RECORDS FOR THE EXERCISE:
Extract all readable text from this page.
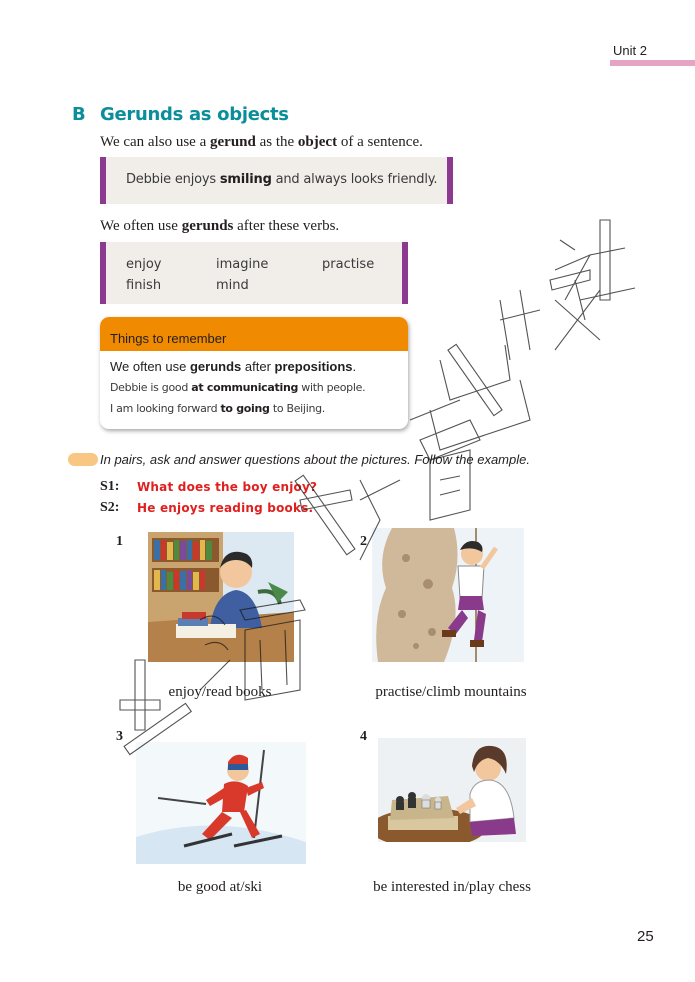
Unit 2
B Gerunds as objects
We can also use a gerund as the object of a sentence.
Debbie enjoys smiling and always looks friendly.
We often use gerunds after these verbs.
enjoy	imagine	practise
finish	mind
Things to remember
We often use gerunds after prepositions.
Debbie is good at communicating with people.
I am looking forward to going to Beijing.
In pairs, ask and answer questions about the pictures. Follow the example.
S1: What does the boy enjoy?
S2: He enjoys reading books.
1
enjoy/read books
2
practise/climb mountains
3
be good at/ski
4
be interested in/play chess
25
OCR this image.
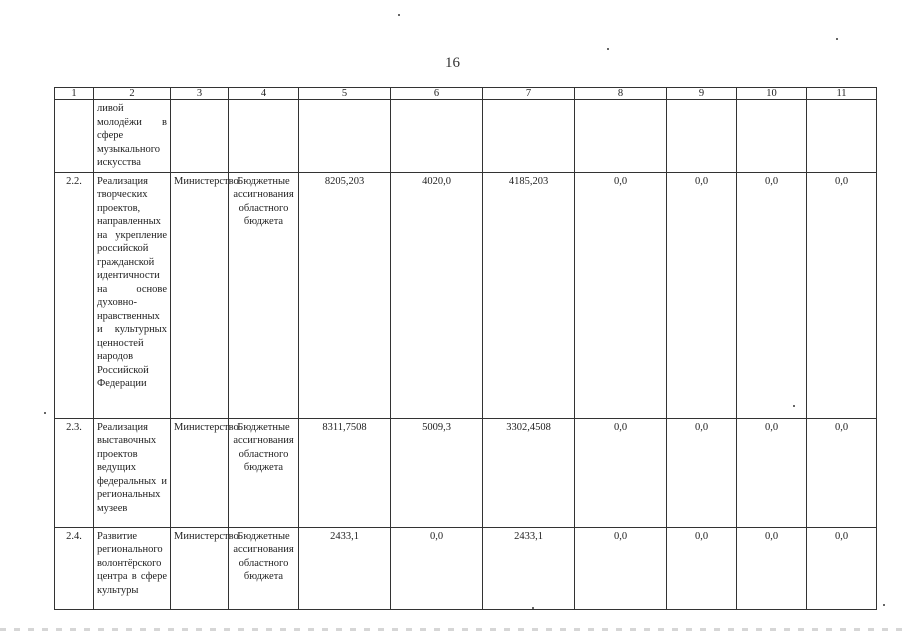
16
1	2	3	4	5	6	7	8	9	10	11
	ливой молодёжи в сфере музыкального искусства									
2.2.	Реализация творческих проектов, направленных на укрепление российской гражданской идентичности на основе духовно-нравственных и культурных ценностей народов Российской Федерации	Министерство	Бюджетные ассигнования областного бюджета	8205,203	4020,0	4185,203	0,0	0,0	0,0	0,0
2.3.	Реализация выставочных проектов ведущих федеральных и региональных музеев	Министерство	Бюджетные ассигнования областного бюджета	8311,7508	5009,3	3302,4508	0,0	0,0	0,0	0,0
2.4.	Развитие регионального волонтёрского центра в сфере культуры	Министерство	Бюджетные ассигнования областного бюджета	2433,1	0,0	2433,1	0,0	0,0	0,0	0,0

YOUR INSTRUCTIONS:
Every line above should be repeated exactly; pictures stay out of the copy.

FULL ANSWER:
Extract all readable text from this page.
Unit 2
B Gerunds as objects
We can also use a gerund as the object of a sentence.
Debbie enjoys smiling and always looks friendly.
We often use gerunds after these verbs.
enjoy	imagine	practise
finish	mind
Things to remember
We often use gerunds after prepositions.
Debbie is good at communicating with people.
I am looking forward to going to Beijing.
In pairs, ask and answer questions about the pictures. Follow the example.
S1: What does the boy enjoy?
S2: He enjoys reading books.
1
enjoy/read books
2
practise/climb mountains
3
be good at/ski
4
be interested in/play chess
25
OCR this image.
16
1	2	3	4	5	6	7	8	9	10	11
	ливой молодёжи в сфере музыкального искусства									
2.2.	Реализация творческих проектов, направленных на укрепление российской гражданской идентичности на основе духовно-нравственных и культурных ценностей народов Российской Федерации	Министерство	Бюджетные ассигнования областного бюджета	8205,203	4020,0	4185,203	0,0	0,0	0,0	0,0
2.3.	Реализация выставочных проектов ведущих федеральных и региональных музеев	Министерство	Бюджетные ассигнования областного бюджета	8311,7508	5009,3	3302,4508	0,0	0,0	0,0	0,0
2.4.	Развитие регионального волонтёрского центра в сфере культуры	Министерство	Бюджетные ассигнования областного бюджета	2433,1	0,0	2433,1	0,0	0,0	0,0	0,0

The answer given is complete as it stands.